Anton Stephans was the latest brought down quickly from a strong week 1 performance, if we trust the Daily Star leak. It’s worth bearing in mind, however, that the traditionally reliable source got it wrong in last year’s final, with one suggestion that it only had the phone vote figures to hand, and not the app votes. For all we know, the same could apply to its reporting that Anton received 23% in that first week poll.
It’s also worth remembering that with double elimination piling on top of double elimination, the show is eating its young (and not so young) far more rapidly this year. Still, like Seann in week 2, we hadn’t anticipated Anton in the singoff, and it’s worth looking at his treatment with a huge dollop of hindsight to understand how it happened.
We recognised at the time that the VT was damaging, with its theme of Anton as a musical theatre performer carried into the staging and judges comments. That’s a big negative in a show whose professed aim is looking for a pop star. They’d used the same criticism on Seann Miley Moore the week before, to devastating effect. Now they were pushing Anton into Seann’s box.
Perhaps worse for Anton, it undercut his previous sympathetic portrayal as a backing singer who through bad luck or whatever other reason, hadn’t yet got his break. That’s a staple story among the Overs category, but it resonates – as indicated by the popularity of recent music documentary, the marvellous ‘Twenty Feet From Stardom‘. Last weekend’s VT suggested that Anton, contrary to what he’d previously said, had experienced the spotlight. Over and over again in fact, singing to audiences in West End theatres.

Task instructions:
1. Condense the paragraph of the commentary on Anton Stephans that begins "We recognised at the time" into a shorter version that keeps its main facts.
2. Pick up the commentary on Anton Stephans after its final sentence and write the next paragraph.

Provided data:
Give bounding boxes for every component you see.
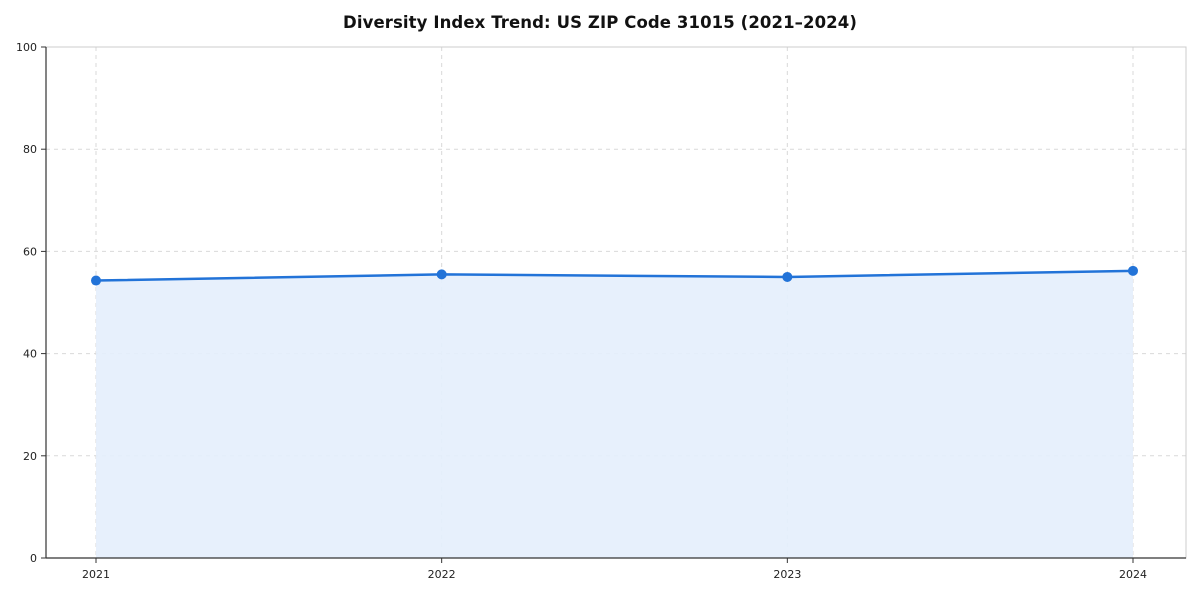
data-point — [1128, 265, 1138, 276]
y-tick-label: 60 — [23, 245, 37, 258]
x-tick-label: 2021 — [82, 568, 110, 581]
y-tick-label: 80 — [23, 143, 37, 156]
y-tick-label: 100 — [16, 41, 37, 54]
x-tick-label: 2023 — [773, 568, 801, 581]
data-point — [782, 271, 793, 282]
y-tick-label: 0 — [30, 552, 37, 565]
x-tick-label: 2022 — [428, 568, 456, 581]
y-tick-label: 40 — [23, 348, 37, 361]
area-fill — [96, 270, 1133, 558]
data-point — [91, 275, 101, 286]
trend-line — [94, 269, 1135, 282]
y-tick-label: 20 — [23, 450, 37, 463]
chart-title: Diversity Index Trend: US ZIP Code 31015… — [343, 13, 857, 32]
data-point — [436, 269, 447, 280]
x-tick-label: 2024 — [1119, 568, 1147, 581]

Outputs by task:
1. The VT hurt Anton by casting him as a musical theater performer, a theme carried into his staging and the judges' comments. That is a major drawback in a show that claims to be seeking a pop star. The same criticism had devastated Seann Miley Moore the week before, and Anton was now being pushed into Seann's box.

2.
The VT ended with Anton setting an unfortunately high bar for himself. “I want it to be the standout vocal performance of the whole night.” Simon concurs, adding: “This could be a real moment for him.” The judges love using the word “moment” this series: Rita had used it twice at the end of Louisa’s VT (Nick used it four times, like he was mocking the buzzword, after Louisa’s week 1 performance). But this time it set Anton up for a fall.
The most unusual and interesting aspect of Anton’s performance was the lighting. The blue of Anton’s jacket and blue spotlights are the only colours visible in an otherwise monochrome set. Some kind of filter or effect was at work throughout the whole song. When Anton finishes, we briefly see the ‘real life’ staging. The stage lights are a yellow that’s been desaturated during the performance, whilst all the background graphics are black and white, and the backing singers are dressed in black.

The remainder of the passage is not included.